» Recorded data
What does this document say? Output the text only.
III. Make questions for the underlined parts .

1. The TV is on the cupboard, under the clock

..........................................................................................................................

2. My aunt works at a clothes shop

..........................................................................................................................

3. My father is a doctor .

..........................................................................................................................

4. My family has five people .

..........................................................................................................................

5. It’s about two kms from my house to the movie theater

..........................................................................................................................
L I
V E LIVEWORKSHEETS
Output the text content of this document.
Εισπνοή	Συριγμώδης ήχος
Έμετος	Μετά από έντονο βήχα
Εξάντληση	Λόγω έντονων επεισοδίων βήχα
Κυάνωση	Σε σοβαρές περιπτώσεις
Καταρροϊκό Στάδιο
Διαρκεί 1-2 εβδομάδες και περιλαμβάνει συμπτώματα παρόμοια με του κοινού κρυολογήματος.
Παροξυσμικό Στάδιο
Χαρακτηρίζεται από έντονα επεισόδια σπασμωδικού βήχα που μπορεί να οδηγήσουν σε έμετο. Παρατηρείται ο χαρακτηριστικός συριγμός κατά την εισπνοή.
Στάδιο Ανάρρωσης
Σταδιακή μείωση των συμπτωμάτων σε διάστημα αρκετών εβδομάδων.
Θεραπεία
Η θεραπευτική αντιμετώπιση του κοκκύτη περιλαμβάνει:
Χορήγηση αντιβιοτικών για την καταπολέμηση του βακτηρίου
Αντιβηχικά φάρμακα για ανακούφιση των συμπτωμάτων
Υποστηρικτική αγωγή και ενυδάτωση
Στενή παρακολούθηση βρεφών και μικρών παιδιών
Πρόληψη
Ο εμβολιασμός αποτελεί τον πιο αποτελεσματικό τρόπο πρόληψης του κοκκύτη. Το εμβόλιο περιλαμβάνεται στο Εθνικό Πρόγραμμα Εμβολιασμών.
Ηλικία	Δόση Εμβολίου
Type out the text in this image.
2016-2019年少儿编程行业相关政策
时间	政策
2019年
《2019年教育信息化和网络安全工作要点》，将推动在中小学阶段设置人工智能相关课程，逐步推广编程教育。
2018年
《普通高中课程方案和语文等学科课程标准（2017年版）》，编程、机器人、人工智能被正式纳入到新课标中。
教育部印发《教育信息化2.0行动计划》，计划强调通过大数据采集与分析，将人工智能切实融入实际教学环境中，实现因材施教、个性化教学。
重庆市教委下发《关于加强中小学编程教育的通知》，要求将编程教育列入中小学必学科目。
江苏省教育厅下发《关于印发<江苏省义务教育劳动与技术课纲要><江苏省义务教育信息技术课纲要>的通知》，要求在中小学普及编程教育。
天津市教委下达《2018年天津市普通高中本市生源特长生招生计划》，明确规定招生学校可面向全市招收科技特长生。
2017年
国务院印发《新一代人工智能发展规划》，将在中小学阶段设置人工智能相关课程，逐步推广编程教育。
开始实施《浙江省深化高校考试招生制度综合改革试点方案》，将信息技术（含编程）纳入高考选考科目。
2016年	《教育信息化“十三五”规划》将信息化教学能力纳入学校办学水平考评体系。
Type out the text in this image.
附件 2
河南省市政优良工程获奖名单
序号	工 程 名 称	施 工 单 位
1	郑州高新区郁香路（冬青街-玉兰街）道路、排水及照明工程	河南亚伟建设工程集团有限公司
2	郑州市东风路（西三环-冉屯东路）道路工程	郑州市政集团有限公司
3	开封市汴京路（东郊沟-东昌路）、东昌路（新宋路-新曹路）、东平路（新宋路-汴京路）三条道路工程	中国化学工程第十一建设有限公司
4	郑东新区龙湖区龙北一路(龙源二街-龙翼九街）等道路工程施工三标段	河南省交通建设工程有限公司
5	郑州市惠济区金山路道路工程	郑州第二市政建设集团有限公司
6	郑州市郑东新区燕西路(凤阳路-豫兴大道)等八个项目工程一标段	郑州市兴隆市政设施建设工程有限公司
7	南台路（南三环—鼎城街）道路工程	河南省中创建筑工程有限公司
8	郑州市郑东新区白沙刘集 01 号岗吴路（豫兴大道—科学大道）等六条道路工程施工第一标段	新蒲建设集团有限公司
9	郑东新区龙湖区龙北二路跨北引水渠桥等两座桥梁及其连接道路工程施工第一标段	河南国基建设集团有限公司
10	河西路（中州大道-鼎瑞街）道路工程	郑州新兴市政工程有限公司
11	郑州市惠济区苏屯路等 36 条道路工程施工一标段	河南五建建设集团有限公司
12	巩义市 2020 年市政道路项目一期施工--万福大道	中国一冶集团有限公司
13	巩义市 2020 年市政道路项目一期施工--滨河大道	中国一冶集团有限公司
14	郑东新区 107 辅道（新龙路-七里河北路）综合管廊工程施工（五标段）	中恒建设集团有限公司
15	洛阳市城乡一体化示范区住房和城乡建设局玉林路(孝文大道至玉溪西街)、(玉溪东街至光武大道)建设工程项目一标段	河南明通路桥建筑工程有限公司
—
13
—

» Exercise description
Each line of the listing should be echoed back exactly.

» Response to the exercise
What does this document say? Output the text only.
III. Make questions for the underlined parts .

1. The TV is on the cupboard, under the clock

..........................................................................................................................

2. My aunt works at a clothes shop

..........................................................................................................................

3. My father is a doctor .

..........................................................................................................................

4. My family has five people .

..........................................................................................................................

5. It’s about two kms from my house to the movie theater

..........................................................................................................................
L I
V E LIVEWORKSHEETS
Output the text content of this document.
Εισπνοή	Συριγμώδης ήχος
Έμετος	Μετά από έντονο βήχα
Εξάντληση	Λόγω έντονων επεισοδίων βήχα
Κυάνωση	Σε σοβαρές περιπτώσεις
Καταρροϊκό Στάδιο
Διαρκεί 1-2 εβδομάδες και περιλαμβάνει συμπτώματα παρόμοια με του κοινού κρυολογήματος.
Παροξυσμικό Στάδιο
Χαρακτηρίζεται από έντονα επεισόδια σπασμωδικού βήχα που μπορεί να οδηγήσουν σε έμετο. Παρατηρείται ο χαρακτηριστικός συριγμός κατά την εισπνοή.
Στάδιο Ανάρρωσης
Σταδιακή μείωση των συμπτωμάτων σε διάστημα αρκετών εβδομάδων.
Θεραπεία
Η θεραπευτική αντιμετώπιση του κοκκύτη περιλαμβάνει:
Χορήγηση αντιβιοτικών για την καταπολέμηση του βακτηρίου
Αντιβηχικά φάρμακα για ανακούφιση των συμπτωμάτων
Υποστηρικτική αγωγή και ενυδάτωση
Στενή παρακολούθηση βρεφών και μικρών παιδιών
Πρόληψη
Ο εμβολιασμός αποτελεί τον πιο αποτελεσματικό τρόπο πρόληψης του κοκκύτη. Το εμβόλιο περιλαμβάνεται στο Εθνικό Πρόγραμμα Εμβολιασμών.
Ηλικία	Δόση Εμβολίου
Type out the text in this image.
2016-2019年少儿编程行业相关政策
时间	政策
2019年
《2019年教育信息化和网络安全工作要点》，将推动在中小学阶段设置人工智能相关课程，逐步推广编程教育。
2018年
《普通高中课程方案和语文等学科课程标准（2017年版）》，编程、机器人、人工智能被正式纳入到新课标中。
教育部印发《教育信息化2.0行动计划》，计划强调通过大数据采集与分析，将人工智能切实融入实际教学环境中，实现因材施教、个性化教学。
重庆市教委下发《关于加强中小学编程教育的通知》，要求将编程教育列入中小学必学科目。
江苏省教育厅下发《关于印发<江苏省义务教育劳动与技术课纲要><江苏省义务教育信息技术课纲要>的通知》，要求在中小学普及编程教育。
天津市教委下达《2018年天津市普通高中本市生源特长生招生计划》，明确规定招生学校可面向全市招收科技特长生。
2017年
国务院印发《新一代人工智能发展规划》，将在中小学阶段设置人工智能相关课程，逐步推广编程教育。
开始实施《浙江省深化高校考试招生制度综合改革试点方案》，将信息技术（含编程）纳入高考选考科目。
2016年	《教育信息化“十三五”规划》将信息化教学能力纳入学校办学水平考评体系。
Type out the text in this image.
附件 2
河南省市政优良工程获奖名单
序号	工 程 名 称	施 工 单 位
1	郑州高新区郁香路（冬青街-玉兰街）道路、排水及照明工程	河南亚伟建设工程集团有限公司
2	郑州市东风路（西三环-冉屯东路）道路工程	郑州市政集团有限公司
3	开封市汴京路（东郊沟-东昌路）、东昌路（新宋路-新曹路）、东平路（新宋路-汴京路）三条道路工程	中国化学工程第十一建设有限公司
4	郑东新区龙湖区龙北一路(龙源二街-龙翼九街）等道路工程施工三标段	河南省交通建设工程有限公司
5	郑州市惠济区金山路道路工程	郑州第二市政建设集团有限公司
6	郑州市郑东新区燕西路(凤阳路-豫兴大道)等八个项目工程一标段	郑州市兴隆市政设施建设工程有限公司
7	南台路（南三环—鼎城街）道路工程	河南省中创建筑工程有限公司
8	郑州市郑东新区白沙刘集 01 号岗吴路（豫兴大道—科学大道）等六条道路工程施工第一标段	新蒲建设集团有限公司
9	郑东新区龙湖区龙北二路跨北引水渠桥等两座桥梁及其连接道路工程施工第一标段	河南国基建设集团有限公司
10	河西路（中州大道-鼎瑞街）道路工程	郑州新兴市政工程有限公司
11	郑州市惠济区苏屯路等 36 条道路工程施工一标段	河南五建建设集团有限公司
12	巩义市 2020 年市政道路项目一期施工--万福大道	中国一冶集团有限公司
13	巩义市 2020 年市政道路项目一期施工--滨河大道	中国一冶集团有限公司
14	郑东新区 107 辅道（新龙路-七里河北路）综合管廊工程施工（五标段）	中恒建设集团有限公司
15	洛阳市城乡一体化示范区住房和城乡建设局玉林路(孝文大道至玉溪西街)、(玉溪东街至光武大道)建设工程项目一标段	河南明通路桥建筑工程有限公司
—
13
—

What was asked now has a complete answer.